_TASK INPUT_
====================

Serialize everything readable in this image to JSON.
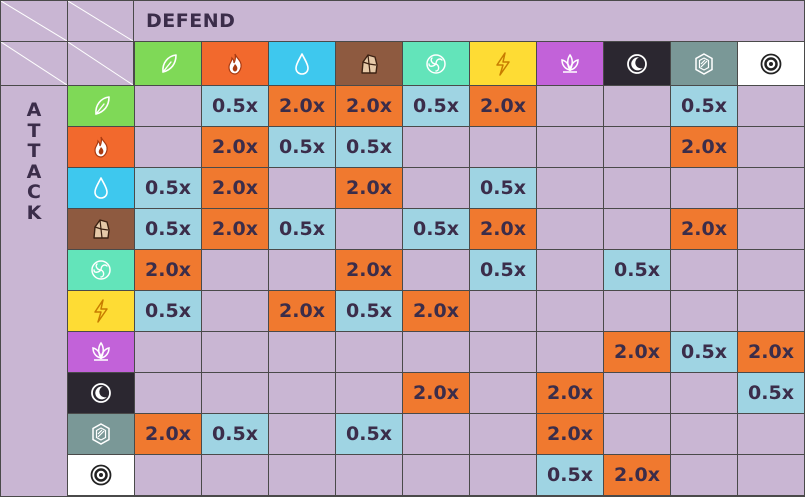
{
  "title": "DEFEND",
  "side_label": "ATTACK",
  "types": [
    {
      "name": "grass",
      "icon": "leaf-icon",
      "color": "#7fd957"
    },
    {
      "name": "fire",
      "icon": "flame-icon",
      "color": "#f2692d"
    },
    {
      "name": "water",
      "icon": "water-drop-icon",
      "color": "#3ec8ee"
    },
    {
      "name": "rock",
      "icon": "rock-icon",
      "color": "#8e5a40"
    },
    {
      "name": "wind",
      "icon": "swirl-icon",
      "color": "#63e4ba"
    },
    {
      "name": "electric",
      "icon": "lightning-icon",
      "color": "#fedc34"
    },
    {
      "name": "mystic",
      "icon": "lotus-icon",
      "color": "#c262d9"
    },
    {
      "name": "dark",
      "icon": "moon-icon",
      "color": "#2b2730"
    },
    {
      "name": "metal",
      "icon": "hexagon-icon",
      "color": "#7a9897"
    },
    {
      "name": "normal",
      "icon": "target-icon",
      "color": "#ffffff"
    }
  ],
  "colors": {
    "strong": "#f0792f",
    "weak": "#9fd4e3",
    "empty": "#c9b6d3",
    "text": "#3b2d4a"
  },
  "matrix": [
    [
      "",
      "0.5x",
      "2.0x",
      "2.0x",
      "0.5x",
      "2.0x",
      "",
      "",
      "0.5x",
      ""
    ],
    [
      "",
      "2.0x",
      "0.5x",
      "0.5x",
      "",
      "",
      "",
      "",
      "2.0x",
      ""
    ],
    [
      "0.5x",
      "2.0x",
      "",
      "2.0x",
      "",
      "0.5x",
      "",
      "",
      "",
      ""
    ],
    [
      "0.5x",
      "2.0x",
      "0.5x",
      "",
      "0.5x",
      "2.0x",
      "",
      "",
      "2.0x",
      ""
    ],
    [
      "2.0x",
      "",
      "",
      "2.0x",
      "",
      "0.5x",
      "",
      "0.5x",
      "",
      ""
    ],
    [
      "0.5x",
      "",
      "2.0x",
      "0.5x",
      "2.0x",
      "",
      "",
      "",
      "",
      ""
    ],
    [
      "",
      "",
      "",
      "",
      "",
      "",
      "",
      "2.0x",
      "0.5x",
      "2.0x"
    ],
    [
      "",
      "",
      "",
      "",
      "2.0x",
      "",
      "2.0x",
      "",
      "",
      "0.5x"
    ],
    [
      "2.0x",
      "0.5x",
      "",
      "0.5x",
      "",
      "",
      "2.0x",
      "",
      "",
      ""
    ],
    [
      "",
      "",
      "",
      "",
      "",
      "",
      "0.5x",
      "2.0x",
      "",
      ""
    ]
  ]
}
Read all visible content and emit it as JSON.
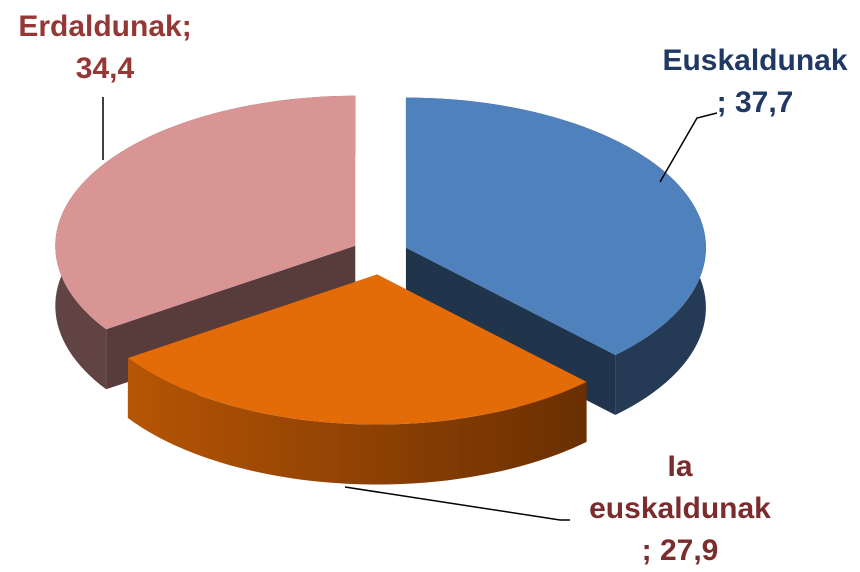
{
  "chart_data": {
    "type": "pie3d",
    "categories": [
      "Euskaldunak",
      "Ia euskaldunak",
      "Erdaldunak"
    ],
    "values": [
      37.7,
      27.9,
      34.4
    ],
    "value_labels": [
      "37,7",
      "27,9",
      "34,4"
    ],
    "label_separator": ";",
    "colors": [
      "#4f81bd",
      "#e36c09",
      "#d99594"
    ],
    "label_colors": [
      "#1f3864",
      "#7b2c2c",
      "#953735"
    ],
    "exploded": true
  }
}
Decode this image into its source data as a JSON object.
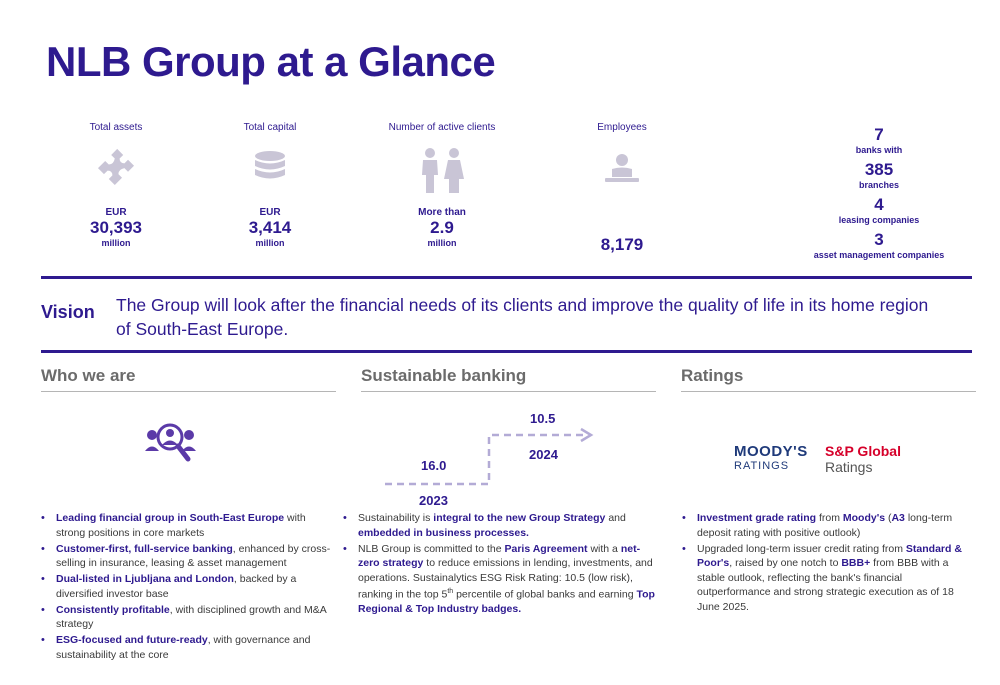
{
  "header": {
    "title": "NLB Group at a Glance"
  },
  "stats": [
    {
      "label": "Total assets",
      "icon": "puzzle-icon",
      "prefix": "EUR",
      "value": "30,393",
      "suffix": "million"
    },
    {
      "label": "Total capital",
      "icon": "coin-stack-icon",
      "prefix": "EUR",
      "value": "3,414",
      "suffix": "million"
    },
    {
      "label": "Number of active clients",
      "icon": "people-icon",
      "prefix": "More than",
      "value": "2.9",
      "suffix": "million"
    },
    {
      "label": "Employees",
      "icon": "employee-icon",
      "prefix": "",
      "value": "8,179",
      "suffix": ""
    }
  ],
  "network": [
    {
      "value": "7",
      "label": "banks with"
    },
    {
      "value": "385",
      "label": "branches"
    },
    {
      "value": "4",
      "label": "leasing companies"
    },
    {
      "value": "3",
      "label": "asset management companies"
    }
  ],
  "vision": {
    "heading": "Vision",
    "text_line1": "The Group will look after the financial needs of its clients and improve the quality of life in its home region",
    "text_line2": "of South-East Europe."
  },
  "who_we_are": {
    "heading": "Who we are",
    "bullets": [
      {
        "bold": "Leading financial group in South-East Europe",
        "rest": " with strong positions in core markets"
      },
      {
        "bold": "Customer-first, full-service banking",
        "rest": ", enhanced by cross-selling in insurance, leasing & asset management"
      },
      {
        "bold": "Dual-listed in Ljubljana and London",
        "rest": ", backed by a diversified investor base"
      },
      {
        "bold": "Consistently profitable",
        "rest": ", with disciplined growth and M&A strategy"
      },
      {
        "bold": "ESG-focused and future-ready",
        "rest": ", with governance and sustainability at the core"
      }
    ]
  },
  "sustainable": {
    "heading": "Sustainable banking",
    "chart_values": {
      "value_2023": "16.0",
      "year_2023": "2023",
      "value_2024": "10.5",
      "year_2024": "2024"
    },
    "b1_pre": "Sustainability is ",
    "b1_bold1": "integral to the new Group Strategy",
    "b1_mid": " and ",
    "b1_bold2": "embedded in business processes.",
    "b2_pre": "NLB Group is committed to the ",
    "b2_bold1": "Paris Agreement",
    "b2_mid1": " with a ",
    "b2_bold2": "net-zero strategy",
    "b2_mid2": " to reduce emissions in lending, investments, and operations. Sustainalytics ESG Risk Rating: 10.5 (low risk), ranking in the top 5",
    "b2_sup": "th",
    "b2_mid3": " percentile of global banks and earning ",
    "b2_bold3": "Top Regional & Top Industry badges."
  },
  "ratings": {
    "heading": "Ratings",
    "moodys_name": "MOODY'S",
    "moodys_sub": "RATINGS",
    "sp_name": "S&P Global",
    "sp_sub": "Ratings",
    "r1_bold1": "Investment grade rating",
    "r1_mid1": " from ",
    "r1_bold2": "Moody's",
    "r1_mid2": " (",
    "r1_bold3": "A3",
    "r1_mid3": " long-term deposit rating with positive outlook)",
    "r2_pre": "Upgraded long-term issuer credit rating from ",
    "r2_bold1": "Standard & Poor's",
    "r2_mid1": ", raised by one notch to ",
    "r2_bold2": "BBB+",
    "r2_mid2": " from BBB with a stable outlook, reflecting the bank's financial outperformance and strong strategic execution as of 18 June 2025."
  },
  "colors": {
    "brand_purple": "#2e1a8f",
    "icon_gray": "#c9c5d6",
    "icon_purple": "#5b3aa8",
    "moodys_blue": "#1f3a7a",
    "sp_red": "#d6002a"
  }
}
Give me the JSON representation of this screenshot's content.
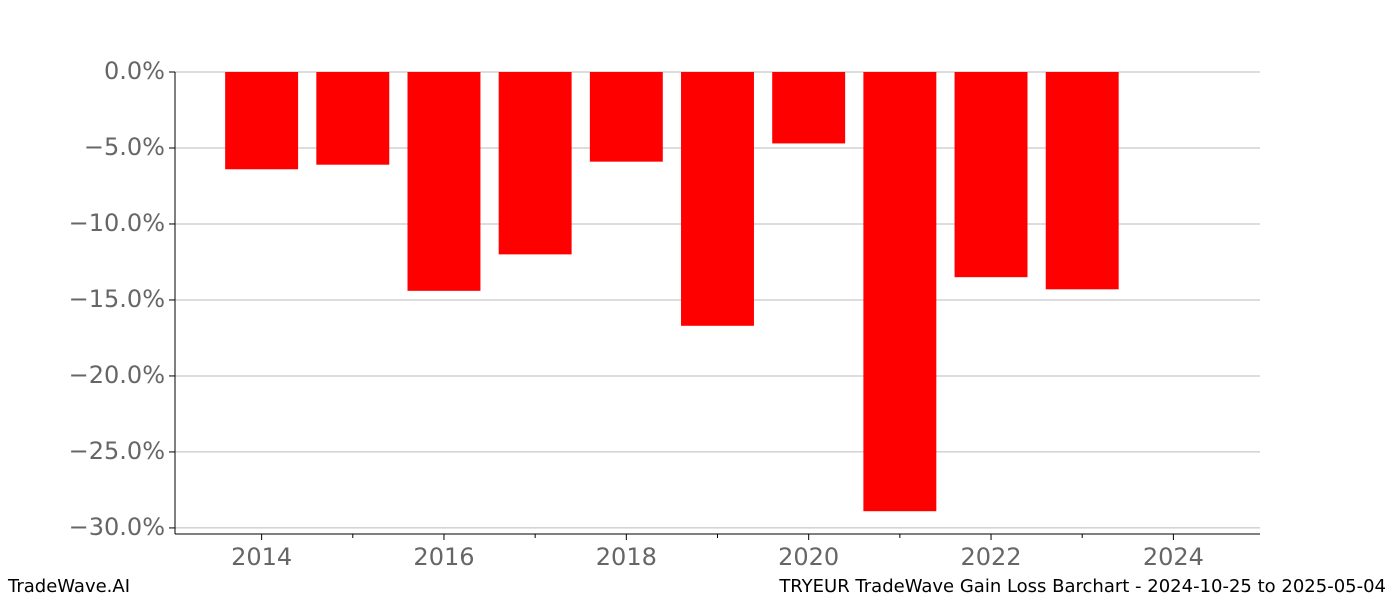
{
  "chart_data": {
    "type": "bar",
    "title": "TRYEUR TradeWave Gain Loss Barchart - 2024-10-25 to 2025-05-04",
    "watermark": "TradeWave.AI",
    "x": [
      2014,
      2015,
      2016,
      2017,
      2018,
      2019,
      2020,
      2021,
      2022,
      2023
    ],
    "values": [
      -6.4,
      -6.1,
      -14.4,
      -12.0,
      -5.9,
      -16.7,
      -4.7,
      -28.9,
      -13.5,
      -14.3
    ],
    "color": "#ff0000",
    "xlim": [
      2013.05,
      2024.95
    ],
    "xticks": [
      2014,
      2016,
      2018,
      2020,
      2022,
      2024
    ],
    "xminorticks": [
      2015,
      2017,
      2019,
      2021,
      2023
    ],
    "ylim": [
      -30.4,
      0
    ],
    "yticks": [
      {
        "value": 0,
        "label": "0.0%"
      },
      {
        "value": -5,
        "label": "−5.0%"
      },
      {
        "value": -10,
        "label": "−10.0%"
      },
      {
        "value": -15,
        "label": "−15.0%"
      },
      {
        "value": -20,
        "label": "−20.0%"
      },
      {
        "value": -25,
        "label": "−25.0%"
      },
      {
        "value": -30,
        "label": "−30.0%"
      }
    ],
    "grid": true
  }
}
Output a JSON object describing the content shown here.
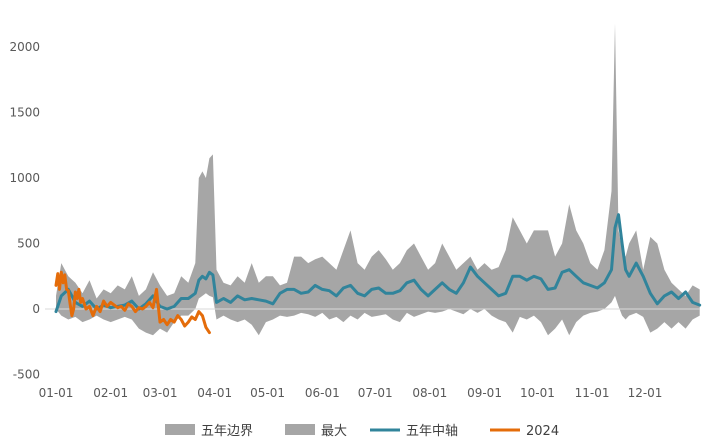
{
  "chart_data": {
    "type": "area",
    "title": "",
    "xlabel": "",
    "ylabel": "",
    "ylim": [
      -500,
      2200
    ],
    "y_ticks": [
      "2000",
      "1500",
      "1000",
      "500",
      "0",
      "-500"
    ],
    "y_tick_values": [
      2000,
      1500,
      1000,
      500,
      0,
      -500
    ],
    "x_ticks": [
      "01-01",
      "02-01",
      "03-01",
      "04-01",
      "05-01",
      "06-01",
      "07-01",
      "08-01",
      "09-01",
      "10-01",
      "11-01",
      "12-01"
    ],
    "x_tick_days": [
      1,
      32,
      60,
      91,
      121,
      152,
      182,
      213,
      244,
      274,
      305,
      335
    ],
    "xlim_days": [
      1,
      366
    ],
    "grid": false,
    "legend_position": "bottom",
    "colors": {
      "band": "#a6a6a6",
      "max": "#a6a6a6",
      "median": "#31849b",
      "current": "#e46c0a"
    },
    "legend": [
      {
        "label": "五年边界",
        "kind": "area",
        "color": "#a6a6a6"
      },
      {
        "label": "最大",
        "kind": "area",
        "color": "#a6a6a6"
      },
      {
        "label": "五年中轴",
        "kind": "line",
        "color": "#31849b"
      },
      {
        "label": "2024",
        "kind": "line",
        "color": "#e46c0a"
      }
    ],
    "series": [
      {
        "name": "五年边界",
        "type": "area-band",
        "days": [
          1,
          4,
          8,
          12,
          16,
          20,
          24,
          28,
          32,
          36,
          40,
          44,
          48,
          52,
          56,
          60,
          64,
          68,
          72,
          76,
          80,
          82,
          84,
          86,
          88,
          90,
          92,
          96,
          100,
          104,
          108,
          112,
          116,
          120,
          124,
          128,
          132,
          136,
          140,
          144,
          148,
          152,
          156,
          160,
          164,
          168,
          172,
          176,
          180,
          184,
          188,
          192,
          196,
          200,
          204,
          208,
          212,
          216,
          220,
          224,
          228,
          232,
          236,
          240,
          244,
          248,
          252,
          256,
          260,
          264,
          268,
          272,
          276,
          280,
          284,
          288,
          292,
          296,
          300,
          304,
          308,
          312,
          316,
          318,
          320,
          322,
          324,
          326,
          330,
          334,
          338,
          342,
          346,
          350,
          354,
          358,
          362,
          366
        ],
        "high": [
          100,
          350,
          250,
          200,
          120,
          220,
          80,
          150,
          120,
          180,
          150,
          250,
          100,
          150,
          280,
          180,
          100,
          120,
          250,
          200,
          350,
          1000,
          1050,
          1000,
          1150,
          1180,
          300,
          200,
          180,
          250,
          200,
          350,
          200,
          250,
          250,
          180,
          200,
          400,
          400,
          350,
          380,
          400,
          350,
          300,
          450,
          600,
          350,
          300,
          400,
          450,
          380,
          300,
          350,
          450,
          500,
          400,
          300,
          350,
          500,
          400,
          300,
          350,
          400,
          300,
          350,
          300,
          320,
          450,
          700,
          600,
          500,
          600,
          600,
          600,
          400,
          500,
          800,
          600,
          500,
          350,
          300,
          450,
          900,
          2180,
          600,
          450,
          400,
          500,
          600,
          300,
          550,
          500,
          300,
          200,
          150,
          100,
          180,
          150
        ],
        "low": [
          0,
          -50,
          -80,
          -60,
          -100,
          -80,
          -50,
          -80,
          -100,
          -80,
          -60,
          -80,
          -150,
          -180,
          -200,
          -150,
          -180,
          -100,
          -50,
          -50,
          0,
          80,
          100,
          120,
          100,
          90,
          -80,
          -50,
          -80,
          -100,
          -80,
          -120,
          -200,
          -100,
          -80,
          -50,
          -60,
          -50,
          -30,
          -40,
          -60,
          -30,
          -80,
          -60,
          -100,
          -50,
          -80,
          -30,
          -60,
          -50,
          -40,
          -80,
          -100,
          -30,
          -60,
          -40,
          -20,
          -30,
          -20,
          0,
          -20,
          -40,
          0,
          -30,
          0,
          -50,
          -80,
          -100,
          -180,
          -60,
          -80,
          -50,
          -100,
          -200,
          -150,
          -80,
          -200,
          -100,
          -50,
          -30,
          -20,
          0,
          50,
          100,
          20,
          -50,
          -80,
          -50,
          -30,
          -60,
          -180,
          -150,
          -100,
          -150,
          -100,
          -150,
          -80,
          -50
        ]
      },
      {
        "name": "五年中轴",
        "type": "line",
        "days": [
          1,
          4,
          8,
          12,
          16,
          20,
          24,
          28,
          32,
          36,
          40,
          44,
          48,
          52,
          56,
          60,
          64,
          68,
          72,
          76,
          80,
          82,
          84,
          86,
          88,
          90,
          92,
          96,
          100,
          104,
          108,
          112,
          116,
          120,
          124,
          128,
          132,
          136,
          140,
          144,
          148,
          152,
          156,
          160,
          164,
          168,
          172,
          176,
          180,
          184,
          188,
          192,
          196,
          200,
          204,
          208,
          212,
          216,
          220,
          224,
          228,
          232,
          236,
          240,
          244,
          248,
          252,
          256,
          260,
          264,
          268,
          272,
          276,
          280,
          284,
          288,
          292,
          296,
          300,
          304,
          308,
          312,
          316,
          318,
          320,
          322,
          324,
          326,
          330,
          334,
          338,
          342,
          346,
          350,
          354,
          358,
          362,
          366
        ],
        "values": [
          -20,
          100,
          150,
          50,
          20,
          60,
          0,
          30,
          10,
          20,
          30,
          60,
          0,
          40,
          100,
          20,
          0,
          20,
          80,
          80,
          120,
          220,
          250,
          230,
          280,
          260,
          50,
          80,
          50,
          100,
          70,
          80,
          70,
          60,
          40,
          120,
          150,
          150,
          120,
          130,
          180,
          150,
          140,
          100,
          160,
          180,
          120,
          100,
          150,
          160,
          120,
          120,
          140,
          200,
          220,
          150,
          100,
          150,
          200,
          150,
          120,
          200,
          320,
          250,
          200,
          150,
          100,
          120,
          250,
          250,
          220,
          250,
          230,
          150,
          160,
          280,
          300,
          250,
          200,
          180,
          160,
          200,
          300,
          620,
          720,
          500,
          300,
          250,
          350,
          250,
          120,
          40,
          100,
          130,
          80,
          130,
          50,
          30
        ]
      },
      {
        "name": "2024",
        "type": "line",
        "days": [
          1,
          2,
          3,
          4,
          5,
          6,
          7,
          8,
          9,
          10,
          11,
          12,
          13,
          14,
          15,
          16,
          18,
          20,
          22,
          24,
          26,
          28,
          30,
          32,
          34,
          36,
          38,
          40,
          42,
          44,
          46,
          48,
          50,
          52,
          54,
          56,
          58,
          60,
          62,
          64,
          66,
          68,
          70,
          72,
          74,
          76,
          78,
          80,
          82,
          84,
          86,
          88
        ],
        "values": [
          180,
          270,
          150,
          280,
          200,
          260,
          150,
          140,
          40,
          -50,
          0,
          130,
          80,
          150,
          50,
          80,
          0,
          20,
          -50,
          20,
          -20,
          60,
          20,
          50,
          30,
          10,
          20,
          -10,
          40,
          20,
          -20,
          10,
          0,
          20,
          50,
          10,
          150,
          -100,
          -80,
          -120,
          -80,
          -100,
          -50,
          -80,
          -130,
          -100,
          -60,
          -80,
          -20,
          -50,
          -140,
          -180
        ]
      }
    ]
  }
}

====================

_TASK_
Of all the lines in the material above, how many contain the word "banks"? Give only the count.

_RESPONSE TO THIS TASK_
2